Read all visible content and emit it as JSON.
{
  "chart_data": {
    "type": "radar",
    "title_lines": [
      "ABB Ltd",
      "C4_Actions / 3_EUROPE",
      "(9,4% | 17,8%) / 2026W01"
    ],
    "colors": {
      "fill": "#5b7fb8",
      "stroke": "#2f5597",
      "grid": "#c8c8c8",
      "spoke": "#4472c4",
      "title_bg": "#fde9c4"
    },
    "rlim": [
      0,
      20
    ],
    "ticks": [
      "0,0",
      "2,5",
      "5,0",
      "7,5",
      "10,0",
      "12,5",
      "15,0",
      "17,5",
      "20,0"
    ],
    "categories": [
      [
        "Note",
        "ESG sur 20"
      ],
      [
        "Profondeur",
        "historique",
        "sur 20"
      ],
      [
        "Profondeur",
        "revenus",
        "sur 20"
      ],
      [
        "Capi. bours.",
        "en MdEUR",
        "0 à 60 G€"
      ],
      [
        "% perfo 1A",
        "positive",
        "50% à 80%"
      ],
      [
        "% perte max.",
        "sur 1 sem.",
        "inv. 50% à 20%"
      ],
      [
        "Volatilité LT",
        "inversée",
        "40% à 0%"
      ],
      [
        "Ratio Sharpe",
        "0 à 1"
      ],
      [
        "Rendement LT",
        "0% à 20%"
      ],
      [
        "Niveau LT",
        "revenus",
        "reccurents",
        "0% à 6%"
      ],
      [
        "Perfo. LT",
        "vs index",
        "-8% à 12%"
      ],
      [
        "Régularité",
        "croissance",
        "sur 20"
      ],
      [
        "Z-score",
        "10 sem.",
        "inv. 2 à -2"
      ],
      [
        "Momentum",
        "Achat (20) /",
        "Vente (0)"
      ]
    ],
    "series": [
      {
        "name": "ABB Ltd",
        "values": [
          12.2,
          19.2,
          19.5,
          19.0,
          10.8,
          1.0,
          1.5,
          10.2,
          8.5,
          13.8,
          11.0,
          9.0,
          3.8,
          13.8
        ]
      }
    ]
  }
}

The request: All of the entries should be written out again exactly.

Solution to the exercise:
Read all visible content and emit it as JSON.
{
  "chart_data": {
    "type": "radar",
    "title_lines": [
      "ABB Ltd",
      "C4_Actions / 3_EUROPE",
      "(9,4% | 17,8%) / 2026W01"
    ],
    "colors": {
      "fill": "#5b7fb8",
      "stroke": "#2f5597",
      "grid": "#c8c8c8",
      "spoke": "#4472c4",
      "title_bg": "#fde9c4"
    },
    "rlim": [
      0,
      20
    ],
    "ticks": [
      "0,0",
      "2,5",
      "5,0",
      "7,5",
      "10,0",
      "12,5",
      "15,0",
      "17,5",
      "20,0"
    ],
    "categories": [
      [
        "Note",
        "ESG sur 20"
      ],
      [
        "Profondeur",
        "historique",
        "sur 20"
      ],
      [
        "Profondeur",
        "revenus",
        "sur 20"
      ],
      [
        "Capi. bours.",
        "en MdEUR",
        "0 à 60 G€"
      ],
      [
        "% perfo 1A",
        "positive",
        "50% à 80%"
      ],
      [
        "% perte max.",
        "sur 1 sem.",
        "inv. 50% à 20%"
      ],
      [
        "Volatilité LT",
        "inversée",
        "40% à 0%"
      ],
      [
        "Ratio Sharpe",
        "0 à 1"
      ],
      [
        "Rendement LT",
        "0% à 20%"
      ],
      [
        "Niveau LT",
        "revenus",
        "reccurents",
        "0% à 6%"
      ],
      [
        "Perfo. LT",
        "vs index",
        "-8% à 12%"
      ],
      [
        "Régularité",
        "croissance",
        "sur 20"
      ],
      [
        "Z-score",
        "10 sem.",
        "inv. 2 à -2"
      ],
      [
        "Momentum",
        "Achat (20) /",
        "Vente (0)"
      ]
    ],
    "series": [
      {
        "name": "ABB Ltd",
        "values": [
          12.2,
          19.2,
          19.5,
          19.0,
          10.8,
          1.0,
          1.5,
          10.2,
          8.5,
          13.8,
          11.0,
          9.0,
          3.8,
          13.8
        ]
      }
    ]
  }
}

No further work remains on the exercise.